Extracted material -
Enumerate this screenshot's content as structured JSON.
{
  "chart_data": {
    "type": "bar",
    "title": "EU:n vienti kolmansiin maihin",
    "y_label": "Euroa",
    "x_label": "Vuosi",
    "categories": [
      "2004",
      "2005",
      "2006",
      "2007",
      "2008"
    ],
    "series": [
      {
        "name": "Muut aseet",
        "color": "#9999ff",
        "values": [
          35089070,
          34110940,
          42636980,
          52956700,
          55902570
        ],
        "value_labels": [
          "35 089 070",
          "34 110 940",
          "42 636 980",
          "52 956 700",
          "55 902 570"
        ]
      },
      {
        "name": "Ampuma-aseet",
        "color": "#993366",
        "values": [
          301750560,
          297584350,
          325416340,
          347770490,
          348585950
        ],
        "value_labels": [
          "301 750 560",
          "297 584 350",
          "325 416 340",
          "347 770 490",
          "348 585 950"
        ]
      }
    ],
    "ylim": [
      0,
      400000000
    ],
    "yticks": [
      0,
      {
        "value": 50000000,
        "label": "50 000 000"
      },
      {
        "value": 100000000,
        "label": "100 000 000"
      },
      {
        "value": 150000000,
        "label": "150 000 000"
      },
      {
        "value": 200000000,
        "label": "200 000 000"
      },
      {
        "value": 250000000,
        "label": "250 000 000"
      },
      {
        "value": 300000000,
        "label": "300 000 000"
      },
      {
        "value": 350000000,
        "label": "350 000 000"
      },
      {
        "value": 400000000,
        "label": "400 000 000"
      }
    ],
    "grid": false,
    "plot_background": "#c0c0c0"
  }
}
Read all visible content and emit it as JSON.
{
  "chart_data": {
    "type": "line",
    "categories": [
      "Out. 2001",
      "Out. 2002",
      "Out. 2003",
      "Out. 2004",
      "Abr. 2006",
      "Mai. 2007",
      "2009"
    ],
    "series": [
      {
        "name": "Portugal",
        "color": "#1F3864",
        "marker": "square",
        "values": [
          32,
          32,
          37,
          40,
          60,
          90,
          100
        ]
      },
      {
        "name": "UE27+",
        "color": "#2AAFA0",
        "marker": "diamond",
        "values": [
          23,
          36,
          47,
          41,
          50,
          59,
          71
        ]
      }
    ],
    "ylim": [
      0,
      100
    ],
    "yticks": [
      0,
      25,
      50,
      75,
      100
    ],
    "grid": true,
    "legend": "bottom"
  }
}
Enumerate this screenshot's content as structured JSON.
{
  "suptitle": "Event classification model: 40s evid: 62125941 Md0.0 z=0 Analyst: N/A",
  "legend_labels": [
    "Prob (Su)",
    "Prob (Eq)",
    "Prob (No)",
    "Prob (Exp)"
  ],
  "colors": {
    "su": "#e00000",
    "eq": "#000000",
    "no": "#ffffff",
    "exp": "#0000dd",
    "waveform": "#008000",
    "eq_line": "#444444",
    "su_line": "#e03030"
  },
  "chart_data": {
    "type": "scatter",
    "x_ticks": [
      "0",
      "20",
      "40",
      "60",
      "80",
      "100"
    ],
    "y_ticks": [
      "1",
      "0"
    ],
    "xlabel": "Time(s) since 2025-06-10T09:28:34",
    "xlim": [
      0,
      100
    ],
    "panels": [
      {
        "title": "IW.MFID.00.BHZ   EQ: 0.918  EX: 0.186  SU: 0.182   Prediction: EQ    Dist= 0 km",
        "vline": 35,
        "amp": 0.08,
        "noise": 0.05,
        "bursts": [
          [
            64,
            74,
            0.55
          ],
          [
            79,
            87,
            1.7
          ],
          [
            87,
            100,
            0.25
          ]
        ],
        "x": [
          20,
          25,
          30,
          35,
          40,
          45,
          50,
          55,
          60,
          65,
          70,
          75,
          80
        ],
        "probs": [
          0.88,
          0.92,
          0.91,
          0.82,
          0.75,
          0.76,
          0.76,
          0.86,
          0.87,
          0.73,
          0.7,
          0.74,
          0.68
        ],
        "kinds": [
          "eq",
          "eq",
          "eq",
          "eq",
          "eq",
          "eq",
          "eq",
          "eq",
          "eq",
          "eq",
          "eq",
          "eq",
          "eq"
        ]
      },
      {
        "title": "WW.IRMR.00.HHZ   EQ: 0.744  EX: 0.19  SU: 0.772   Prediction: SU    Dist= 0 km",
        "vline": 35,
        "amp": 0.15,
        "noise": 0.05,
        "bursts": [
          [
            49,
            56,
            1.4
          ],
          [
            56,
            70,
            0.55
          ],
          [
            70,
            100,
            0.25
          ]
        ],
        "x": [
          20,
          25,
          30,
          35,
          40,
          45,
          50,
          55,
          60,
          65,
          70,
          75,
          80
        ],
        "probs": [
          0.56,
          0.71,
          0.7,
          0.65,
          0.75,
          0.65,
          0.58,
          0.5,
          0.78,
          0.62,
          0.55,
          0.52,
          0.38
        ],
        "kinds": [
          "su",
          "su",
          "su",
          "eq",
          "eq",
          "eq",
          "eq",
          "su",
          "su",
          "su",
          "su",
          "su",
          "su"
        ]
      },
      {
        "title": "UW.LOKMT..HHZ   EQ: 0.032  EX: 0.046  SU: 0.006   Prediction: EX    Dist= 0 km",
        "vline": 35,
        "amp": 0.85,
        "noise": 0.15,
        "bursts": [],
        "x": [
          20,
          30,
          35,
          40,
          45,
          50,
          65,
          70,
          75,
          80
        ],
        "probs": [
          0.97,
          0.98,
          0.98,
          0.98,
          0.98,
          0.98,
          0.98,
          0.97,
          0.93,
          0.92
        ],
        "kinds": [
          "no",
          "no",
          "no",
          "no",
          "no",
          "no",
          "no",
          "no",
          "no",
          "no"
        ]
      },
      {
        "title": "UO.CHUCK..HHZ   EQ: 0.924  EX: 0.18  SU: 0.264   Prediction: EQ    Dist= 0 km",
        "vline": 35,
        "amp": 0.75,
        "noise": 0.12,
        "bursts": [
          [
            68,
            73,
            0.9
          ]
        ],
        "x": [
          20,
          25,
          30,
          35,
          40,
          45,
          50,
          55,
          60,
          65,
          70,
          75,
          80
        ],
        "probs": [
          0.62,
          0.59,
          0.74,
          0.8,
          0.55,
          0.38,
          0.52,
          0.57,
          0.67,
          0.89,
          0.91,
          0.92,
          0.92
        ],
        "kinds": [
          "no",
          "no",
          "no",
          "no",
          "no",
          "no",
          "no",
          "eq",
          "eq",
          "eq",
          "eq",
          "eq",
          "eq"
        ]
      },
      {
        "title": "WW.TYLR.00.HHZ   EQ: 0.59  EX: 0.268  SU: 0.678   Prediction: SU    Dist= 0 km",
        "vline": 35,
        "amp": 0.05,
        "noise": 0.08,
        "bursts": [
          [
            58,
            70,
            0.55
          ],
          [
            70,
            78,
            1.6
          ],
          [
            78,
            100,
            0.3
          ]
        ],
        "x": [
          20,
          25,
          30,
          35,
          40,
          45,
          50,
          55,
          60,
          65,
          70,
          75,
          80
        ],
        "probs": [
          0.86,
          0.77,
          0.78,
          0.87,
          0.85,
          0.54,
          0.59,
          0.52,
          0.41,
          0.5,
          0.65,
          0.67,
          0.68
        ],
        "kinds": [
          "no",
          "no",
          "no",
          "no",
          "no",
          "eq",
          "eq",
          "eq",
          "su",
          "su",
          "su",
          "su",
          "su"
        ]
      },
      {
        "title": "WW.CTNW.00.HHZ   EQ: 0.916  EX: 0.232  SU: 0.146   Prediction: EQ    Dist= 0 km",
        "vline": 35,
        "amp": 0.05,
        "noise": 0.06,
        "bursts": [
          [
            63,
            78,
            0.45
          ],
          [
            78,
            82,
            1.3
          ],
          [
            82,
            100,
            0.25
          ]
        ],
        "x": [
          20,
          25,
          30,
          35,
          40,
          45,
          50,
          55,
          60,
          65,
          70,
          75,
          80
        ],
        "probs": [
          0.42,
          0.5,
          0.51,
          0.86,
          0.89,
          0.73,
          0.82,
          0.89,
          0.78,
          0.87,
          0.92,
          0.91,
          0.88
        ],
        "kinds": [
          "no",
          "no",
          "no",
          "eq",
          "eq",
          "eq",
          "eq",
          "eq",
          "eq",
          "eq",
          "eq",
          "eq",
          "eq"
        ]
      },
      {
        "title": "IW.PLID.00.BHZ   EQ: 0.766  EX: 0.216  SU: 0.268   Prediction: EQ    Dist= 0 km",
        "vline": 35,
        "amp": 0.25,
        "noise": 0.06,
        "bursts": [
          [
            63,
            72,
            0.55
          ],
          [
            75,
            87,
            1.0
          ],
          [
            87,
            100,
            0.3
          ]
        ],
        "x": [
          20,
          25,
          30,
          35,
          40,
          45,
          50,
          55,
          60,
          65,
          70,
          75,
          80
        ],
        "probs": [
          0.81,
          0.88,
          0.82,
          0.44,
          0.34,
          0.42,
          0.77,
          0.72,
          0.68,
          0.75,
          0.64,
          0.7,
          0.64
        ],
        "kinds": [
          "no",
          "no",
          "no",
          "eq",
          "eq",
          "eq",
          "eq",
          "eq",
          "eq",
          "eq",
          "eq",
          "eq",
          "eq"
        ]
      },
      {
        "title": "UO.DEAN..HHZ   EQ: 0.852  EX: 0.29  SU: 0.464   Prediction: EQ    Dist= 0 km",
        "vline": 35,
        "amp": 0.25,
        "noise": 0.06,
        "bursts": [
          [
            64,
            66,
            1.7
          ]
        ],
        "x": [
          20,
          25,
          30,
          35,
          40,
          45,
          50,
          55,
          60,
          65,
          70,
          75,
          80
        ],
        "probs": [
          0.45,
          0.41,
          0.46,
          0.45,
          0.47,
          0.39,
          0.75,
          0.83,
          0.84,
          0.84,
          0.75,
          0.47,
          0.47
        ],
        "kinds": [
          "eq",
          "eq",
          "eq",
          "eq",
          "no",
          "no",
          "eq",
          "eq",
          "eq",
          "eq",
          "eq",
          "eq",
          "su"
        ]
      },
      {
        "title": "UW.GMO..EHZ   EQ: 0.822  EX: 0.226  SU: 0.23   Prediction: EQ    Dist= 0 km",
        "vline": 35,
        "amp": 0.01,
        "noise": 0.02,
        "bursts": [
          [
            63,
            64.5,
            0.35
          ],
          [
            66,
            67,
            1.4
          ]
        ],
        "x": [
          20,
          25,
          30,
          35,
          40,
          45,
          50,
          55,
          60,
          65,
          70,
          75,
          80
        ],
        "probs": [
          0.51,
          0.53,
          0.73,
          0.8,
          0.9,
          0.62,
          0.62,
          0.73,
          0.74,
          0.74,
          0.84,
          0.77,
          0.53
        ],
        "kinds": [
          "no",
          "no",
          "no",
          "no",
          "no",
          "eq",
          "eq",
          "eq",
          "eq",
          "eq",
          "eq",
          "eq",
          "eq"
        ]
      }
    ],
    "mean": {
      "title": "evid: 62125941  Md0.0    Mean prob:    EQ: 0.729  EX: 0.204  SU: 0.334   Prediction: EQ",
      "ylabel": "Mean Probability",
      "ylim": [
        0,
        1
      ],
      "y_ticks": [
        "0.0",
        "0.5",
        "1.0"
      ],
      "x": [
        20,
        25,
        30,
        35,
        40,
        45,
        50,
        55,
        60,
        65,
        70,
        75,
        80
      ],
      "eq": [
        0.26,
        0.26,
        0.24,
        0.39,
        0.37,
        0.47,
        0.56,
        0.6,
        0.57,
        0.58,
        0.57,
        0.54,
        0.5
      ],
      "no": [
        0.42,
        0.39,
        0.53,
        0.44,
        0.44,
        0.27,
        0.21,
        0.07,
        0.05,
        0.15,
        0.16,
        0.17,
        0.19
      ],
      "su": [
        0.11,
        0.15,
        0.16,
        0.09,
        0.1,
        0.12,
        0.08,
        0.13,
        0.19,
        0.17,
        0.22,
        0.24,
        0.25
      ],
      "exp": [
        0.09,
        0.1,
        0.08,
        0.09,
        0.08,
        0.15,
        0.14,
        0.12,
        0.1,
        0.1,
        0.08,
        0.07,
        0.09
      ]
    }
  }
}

Problem requirements - Tally the lines of the data that hold the string "Prediction". Answer with the number and nothing more.

Task solution - 10